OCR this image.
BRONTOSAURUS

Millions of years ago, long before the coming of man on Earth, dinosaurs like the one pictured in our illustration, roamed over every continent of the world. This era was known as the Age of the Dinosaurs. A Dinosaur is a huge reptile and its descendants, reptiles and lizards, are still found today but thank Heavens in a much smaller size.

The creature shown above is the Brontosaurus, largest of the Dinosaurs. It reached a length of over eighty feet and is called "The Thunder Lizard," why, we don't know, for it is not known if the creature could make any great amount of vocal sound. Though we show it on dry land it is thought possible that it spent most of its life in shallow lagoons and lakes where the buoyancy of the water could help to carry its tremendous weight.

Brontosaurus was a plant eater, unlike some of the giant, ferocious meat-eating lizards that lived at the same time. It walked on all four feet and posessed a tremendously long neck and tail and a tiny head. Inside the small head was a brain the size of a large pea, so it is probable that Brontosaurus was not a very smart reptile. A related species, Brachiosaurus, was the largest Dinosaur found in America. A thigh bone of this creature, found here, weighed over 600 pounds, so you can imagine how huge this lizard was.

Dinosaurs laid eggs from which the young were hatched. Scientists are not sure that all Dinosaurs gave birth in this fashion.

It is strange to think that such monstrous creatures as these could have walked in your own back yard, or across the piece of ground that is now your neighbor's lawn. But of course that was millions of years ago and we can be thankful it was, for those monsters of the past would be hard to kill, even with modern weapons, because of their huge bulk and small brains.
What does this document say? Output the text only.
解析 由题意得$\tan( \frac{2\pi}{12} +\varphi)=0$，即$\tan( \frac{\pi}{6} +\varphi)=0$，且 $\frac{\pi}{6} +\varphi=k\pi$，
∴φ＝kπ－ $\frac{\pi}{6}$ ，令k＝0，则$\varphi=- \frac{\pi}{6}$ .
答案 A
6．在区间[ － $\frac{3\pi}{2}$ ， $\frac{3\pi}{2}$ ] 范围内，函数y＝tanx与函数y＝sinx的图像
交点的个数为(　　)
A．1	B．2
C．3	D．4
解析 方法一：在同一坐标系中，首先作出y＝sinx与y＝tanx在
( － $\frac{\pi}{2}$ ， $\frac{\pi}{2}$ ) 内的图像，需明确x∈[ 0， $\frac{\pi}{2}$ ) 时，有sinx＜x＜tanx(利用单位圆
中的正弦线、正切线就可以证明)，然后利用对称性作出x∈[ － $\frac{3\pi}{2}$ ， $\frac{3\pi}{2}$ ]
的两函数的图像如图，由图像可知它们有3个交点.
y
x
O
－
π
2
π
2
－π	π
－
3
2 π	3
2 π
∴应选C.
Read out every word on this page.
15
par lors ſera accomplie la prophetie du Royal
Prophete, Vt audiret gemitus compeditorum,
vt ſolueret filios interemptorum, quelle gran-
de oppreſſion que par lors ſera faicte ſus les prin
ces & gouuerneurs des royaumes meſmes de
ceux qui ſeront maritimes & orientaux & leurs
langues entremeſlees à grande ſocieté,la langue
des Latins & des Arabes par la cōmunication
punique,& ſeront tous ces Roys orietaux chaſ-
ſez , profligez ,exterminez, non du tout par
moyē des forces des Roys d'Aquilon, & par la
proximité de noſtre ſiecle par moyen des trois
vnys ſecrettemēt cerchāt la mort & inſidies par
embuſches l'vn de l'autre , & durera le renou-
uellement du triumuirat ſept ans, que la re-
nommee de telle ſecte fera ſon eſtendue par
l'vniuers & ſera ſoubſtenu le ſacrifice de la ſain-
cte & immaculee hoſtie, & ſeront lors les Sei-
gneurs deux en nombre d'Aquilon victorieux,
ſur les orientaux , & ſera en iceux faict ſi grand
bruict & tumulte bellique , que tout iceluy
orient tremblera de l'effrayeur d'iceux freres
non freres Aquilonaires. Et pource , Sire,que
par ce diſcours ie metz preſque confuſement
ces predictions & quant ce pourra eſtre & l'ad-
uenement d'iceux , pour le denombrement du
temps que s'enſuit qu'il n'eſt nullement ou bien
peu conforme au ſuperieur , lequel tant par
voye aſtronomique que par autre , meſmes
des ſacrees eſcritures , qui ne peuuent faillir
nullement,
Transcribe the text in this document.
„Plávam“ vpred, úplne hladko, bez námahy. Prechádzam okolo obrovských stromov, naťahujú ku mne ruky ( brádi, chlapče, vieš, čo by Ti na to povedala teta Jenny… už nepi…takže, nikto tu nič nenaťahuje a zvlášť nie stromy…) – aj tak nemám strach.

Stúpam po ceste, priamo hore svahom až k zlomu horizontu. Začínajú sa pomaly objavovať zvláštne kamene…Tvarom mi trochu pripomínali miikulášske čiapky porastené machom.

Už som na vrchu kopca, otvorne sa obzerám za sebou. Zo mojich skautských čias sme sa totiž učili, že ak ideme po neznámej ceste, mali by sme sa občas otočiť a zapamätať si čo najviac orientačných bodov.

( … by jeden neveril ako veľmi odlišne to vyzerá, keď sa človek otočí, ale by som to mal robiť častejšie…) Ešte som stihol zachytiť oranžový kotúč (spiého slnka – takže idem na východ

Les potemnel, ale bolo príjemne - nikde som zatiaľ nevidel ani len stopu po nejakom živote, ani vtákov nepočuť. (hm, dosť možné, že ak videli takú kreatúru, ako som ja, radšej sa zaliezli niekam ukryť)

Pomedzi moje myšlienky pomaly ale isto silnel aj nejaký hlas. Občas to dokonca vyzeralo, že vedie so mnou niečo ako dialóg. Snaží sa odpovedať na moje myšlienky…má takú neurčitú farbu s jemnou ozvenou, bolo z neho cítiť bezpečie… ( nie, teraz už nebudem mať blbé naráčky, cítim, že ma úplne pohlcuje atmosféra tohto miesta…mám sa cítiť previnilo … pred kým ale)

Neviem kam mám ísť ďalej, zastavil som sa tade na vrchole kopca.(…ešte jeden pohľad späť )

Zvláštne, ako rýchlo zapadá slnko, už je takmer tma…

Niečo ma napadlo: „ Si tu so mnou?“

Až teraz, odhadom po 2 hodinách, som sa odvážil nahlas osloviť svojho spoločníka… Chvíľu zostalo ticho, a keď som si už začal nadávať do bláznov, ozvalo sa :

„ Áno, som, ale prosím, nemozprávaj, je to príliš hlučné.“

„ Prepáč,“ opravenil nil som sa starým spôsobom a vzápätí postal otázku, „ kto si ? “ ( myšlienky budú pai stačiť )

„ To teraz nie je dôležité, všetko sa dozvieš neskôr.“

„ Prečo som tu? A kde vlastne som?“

§ §

- [AIM]: Gather, from the listing above, every line carrying the word "tout".

- [REPLY]:
ſez , profligez ,exterminez, non du tout par
bruict & tumulte bellique , que tout iceluy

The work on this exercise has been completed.